## Task
Transcribe all the entries word for word, but omit the images.

## Dataset records
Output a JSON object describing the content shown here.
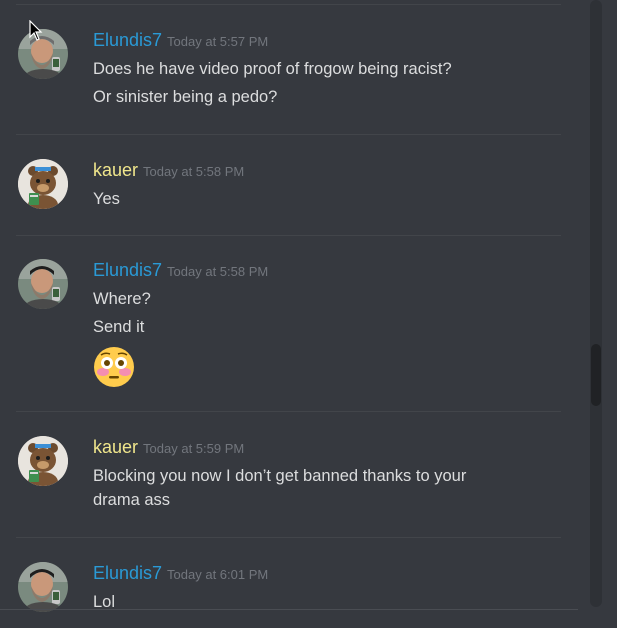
{
  "colors": {
    "background": "#36393f",
    "elundis_name": "#2a9ad6",
    "kauer_name": "#f0e68c",
    "timestamp": "#72767d",
    "message_text": "#dcddde"
  },
  "messages": [
    {
      "author": "Elundis7",
      "timestamp": "Today at 5:57 PM",
      "avatar": "bearded-man-avatar",
      "lines": [
        "Does he have video proof of frogow being racist?",
        "Or sinister being a pedo?"
      ]
    },
    {
      "author": "kauer",
      "timestamp": "Today at 5:58 PM",
      "avatar": "cartoon-bear-avatar",
      "lines": [
        "Yes"
      ]
    },
    {
      "author": "Elundis7",
      "timestamp": "Today at 5:58 PM",
      "avatar": "bearded-man-avatar",
      "lines": [
        "Where?",
        "Send it"
      ],
      "emoji": "flushed-face-emoji"
    },
    {
      "author": "kauer",
      "timestamp": "Today at 5:59 PM",
      "avatar": "cartoon-bear-avatar",
      "lines": [
        "Blocking you now I don’t get banned thanks to your drama ass"
      ]
    },
    {
      "author": "Elundis7",
      "timestamp": "Today at 6:01 PM",
      "avatar": "bearded-man-avatar",
      "lines": [
        "Lol"
      ]
    }
  ]
}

## Task solution
Output a JSON object describing the content shown here.
{
  "colors": {
    "background": "#36393f",
    "elundis_name": "#2a9ad6",
    "kauer_name": "#f0e68c",
    "timestamp": "#72767d",
    "message_text": "#dcddde"
  },
  "messages": [
    {
      "author": "Elundis7",
      "timestamp": "Today at 5:57 PM",
      "avatar": "bearded-man-avatar",
      "lines": [
        "Does he have video proof of frogow being racist?",
        "Or sinister being a pedo?"
      ]
    },
    {
      "author": "kauer",
      "timestamp": "Today at 5:58 PM",
      "avatar": "cartoon-bear-avatar",
      "lines": [
        "Yes"
      ]
    },
    {
      "author": "Elundis7",
      "timestamp": "Today at 5:58 PM",
      "avatar": "bearded-man-avatar",
      "lines": [
        "Where?",
        "Send it"
      ],
      "emoji": "flushed-face-emoji"
    },
    {
      "author": "kauer",
      "timestamp": "Today at 5:59 PM",
      "avatar": "cartoon-bear-avatar",
      "lines": [
        "Blocking you now I don’t get banned thanks to your drama ass"
      ]
    },
    {
      "author": "Elundis7",
      "timestamp": "Today at 6:01 PM",
      "avatar": "bearded-man-avatar",
      "lines": [
        "Lol"
      ]
    }
  ]
}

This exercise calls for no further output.